§ **WHAT IS BEING ASKED**
Read the data and repeat all of it exactly.
+++++
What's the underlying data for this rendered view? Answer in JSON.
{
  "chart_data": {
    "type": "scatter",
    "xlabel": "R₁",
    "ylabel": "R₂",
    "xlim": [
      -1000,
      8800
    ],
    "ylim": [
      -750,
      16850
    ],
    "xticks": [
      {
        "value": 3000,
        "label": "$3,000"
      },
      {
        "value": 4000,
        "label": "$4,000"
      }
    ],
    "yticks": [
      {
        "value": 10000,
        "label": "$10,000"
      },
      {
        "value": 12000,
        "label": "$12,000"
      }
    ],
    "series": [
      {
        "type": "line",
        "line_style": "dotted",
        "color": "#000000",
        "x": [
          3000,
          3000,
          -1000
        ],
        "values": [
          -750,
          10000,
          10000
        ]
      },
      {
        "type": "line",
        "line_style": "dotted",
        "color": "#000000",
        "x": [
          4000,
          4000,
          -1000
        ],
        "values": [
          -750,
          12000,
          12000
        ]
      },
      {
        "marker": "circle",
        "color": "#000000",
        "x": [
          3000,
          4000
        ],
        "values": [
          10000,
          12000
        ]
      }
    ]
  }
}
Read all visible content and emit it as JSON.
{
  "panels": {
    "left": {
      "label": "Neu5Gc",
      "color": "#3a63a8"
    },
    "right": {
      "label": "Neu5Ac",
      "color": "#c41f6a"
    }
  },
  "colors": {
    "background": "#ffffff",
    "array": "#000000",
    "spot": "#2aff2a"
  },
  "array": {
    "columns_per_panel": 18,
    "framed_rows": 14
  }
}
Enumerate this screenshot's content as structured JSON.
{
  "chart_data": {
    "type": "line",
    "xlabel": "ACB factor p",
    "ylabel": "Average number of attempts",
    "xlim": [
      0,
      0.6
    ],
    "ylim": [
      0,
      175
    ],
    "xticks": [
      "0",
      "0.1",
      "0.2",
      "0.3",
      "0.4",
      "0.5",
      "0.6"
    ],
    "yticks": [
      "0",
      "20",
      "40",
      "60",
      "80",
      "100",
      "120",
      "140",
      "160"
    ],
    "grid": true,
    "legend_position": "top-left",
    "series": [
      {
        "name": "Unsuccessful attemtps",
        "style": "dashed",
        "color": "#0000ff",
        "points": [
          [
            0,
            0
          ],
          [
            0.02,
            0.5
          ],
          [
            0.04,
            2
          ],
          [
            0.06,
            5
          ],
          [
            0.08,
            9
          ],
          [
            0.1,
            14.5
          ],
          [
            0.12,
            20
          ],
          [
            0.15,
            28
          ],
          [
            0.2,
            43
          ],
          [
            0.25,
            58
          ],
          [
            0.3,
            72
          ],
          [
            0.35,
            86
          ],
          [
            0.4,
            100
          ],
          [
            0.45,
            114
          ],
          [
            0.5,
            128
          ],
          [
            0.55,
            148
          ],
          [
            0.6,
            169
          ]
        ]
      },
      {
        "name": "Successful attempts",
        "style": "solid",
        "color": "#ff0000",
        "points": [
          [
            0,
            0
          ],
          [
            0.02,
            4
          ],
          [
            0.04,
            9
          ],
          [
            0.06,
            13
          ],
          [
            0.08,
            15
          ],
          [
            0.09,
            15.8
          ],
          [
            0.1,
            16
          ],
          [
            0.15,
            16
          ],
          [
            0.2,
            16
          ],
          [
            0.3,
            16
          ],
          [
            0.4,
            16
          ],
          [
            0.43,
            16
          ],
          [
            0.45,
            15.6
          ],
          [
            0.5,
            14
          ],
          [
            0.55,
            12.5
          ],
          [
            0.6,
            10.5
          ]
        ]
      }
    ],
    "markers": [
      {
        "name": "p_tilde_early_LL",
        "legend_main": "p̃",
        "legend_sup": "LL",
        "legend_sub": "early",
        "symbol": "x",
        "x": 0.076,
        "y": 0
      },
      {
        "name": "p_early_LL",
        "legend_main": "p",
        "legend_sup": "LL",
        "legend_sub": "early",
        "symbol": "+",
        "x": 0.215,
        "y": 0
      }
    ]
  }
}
+++++
§ **OUTPUT**
What's the underlying data for this rendered view? Answer in JSON.
{
  "chart_data": {
    "type": "scatter",
    "xlabel": "R₁",
    "ylabel": "R₂",
    "xlim": [
      -1000,
      8800
    ],
    "ylim": [
      -750,
      16850
    ],
    "xticks": [
      {
        "value": 3000,
        "label": "$3,000"
      },
      {
        "value": 4000,
        "label": "$4,000"
      }
    ],
    "yticks": [
      {
        "value": 10000,
        "label": "$10,000"
      },
      {
        "value": 12000,
        "label": "$12,000"
      }
    ],
    "series": [
      {
        "type": "line",
        "line_style": "dotted",
        "color": "#000000",
        "x": [
          3000,
          3000,
          -1000
        ],
        "values": [
          -750,
          10000,
          10000
        ]
      },
      {
        "type": "line",
        "line_style": "dotted",
        "color": "#000000",
        "x": [
          4000,
          4000,
          -1000
        ],
        "values": [
          -750,
          12000,
          12000
        ]
      },
      {
        "marker": "circle",
        "color": "#000000",
        "x": [
          3000,
          4000
        ],
        "values": [
          10000,
          12000
        ]
      }
    ]
  }
}
Read all visible content and emit it as JSON.
{
  "panels": {
    "left": {
      "label": "Neu5Gc",
      "color": "#3a63a8"
    },
    "right": {
      "label": "Neu5Ac",
      "color": "#c41f6a"
    }
  },
  "colors": {
    "background": "#ffffff",
    "array": "#000000",
    "spot": "#2aff2a"
  },
  "array": {
    "columns_per_panel": 18,
    "framed_rows": 14
  }
}
Enumerate this screenshot's content as structured JSON.
{
  "chart_data": {
    "type": "line",
    "xlabel": "ACB factor p",
    "ylabel": "Average number of attempts",
    "xlim": [
      0,
      0.6
    ],
    "ylim": [
      0,
      175
    ],
    "xticks": [
      "0",
      "0.1",
      "0.2",
      "0.3",
      "0.4",
      "0.5",
      "0.6"
    ],
    "yticks": [
      "0",
      "20",
      "40",
      "60",
      "80",
      "100",
      "120",
      "140",
      "160"
    ],
    "grid": true,
    "legend_position": "top-left",
    "series": [
      {
        "name": "Unsuccessful attemtps",
        "style": "dashed",
        "color": "#0000ff",
        "points": [
          [
            0,
            0
          ],
          [
            0.02,
            0.5
          ],
          [
            0.04,
            2
          ],
          [
            0.06,
            5
          ],
          [
            0.08,
            9
          ],
          [
            0.1,
            14.5
          ],
          [
            0.12,
            20
          ],
          [
            0.15,
            28
          ],
          [
            0.2,
            43
          ],
          [
            0.25,
            58
          ],
          [
            0.3,
            72
          ],
          [
            0.35,
            86
          ],
          [
            0.4,
            100
          ],
          [
            0.45,
            114
          ],
          [
            0.5,
            128
          ],
          [
            0.55,
            148
          ],
          [
            0.6,
            169
          ]
        ]
      },
      {
        "name": "Successful attempts",
        "style": "solid",
        "color": "#ff0000",
        "points": [
          [
            0,
            0
          ],
          [
            0.02,
            4
          ],
          [
            0.04,
            9
          ],
          [
            0.06,
            13
          ],
          [
            0.08,
            15
          ],
          [
            0.09,
            15.8
          ],
          [
            0.1,
            16
          ],
          [
            0.15,
            16
          ],
          [
            0.2,
            16
          ],
          [
            0.3,
            16
          ],
          [
            0.4,
            16
          ],
          [
            0.43,
            16
          ],
          [
            0.45,
            15.6
          ],
          [
            0.5,
            14
          ],
          [
            0.55,
            12.5
          ],
          [
            0.6,
            10.5
          ]
        ]
      }
    ],
    "markers": [
      {
        "name": "p_tilde_early_LL",
        "legend_main": "p̃",
        "legend_sup": "LL",
        "legend_sub": "early",
        "symbol": "x",
        "x": 0.076,
        "y": 0
      },
      {
        "name": "p_early_LL",
        "legend_main": "p",
        "legend_sup": "LL",
        "legend_sub": "early",
        "symbol": "+",
        "x": 0.215,
        "y": 0
      }
    ]
  }
}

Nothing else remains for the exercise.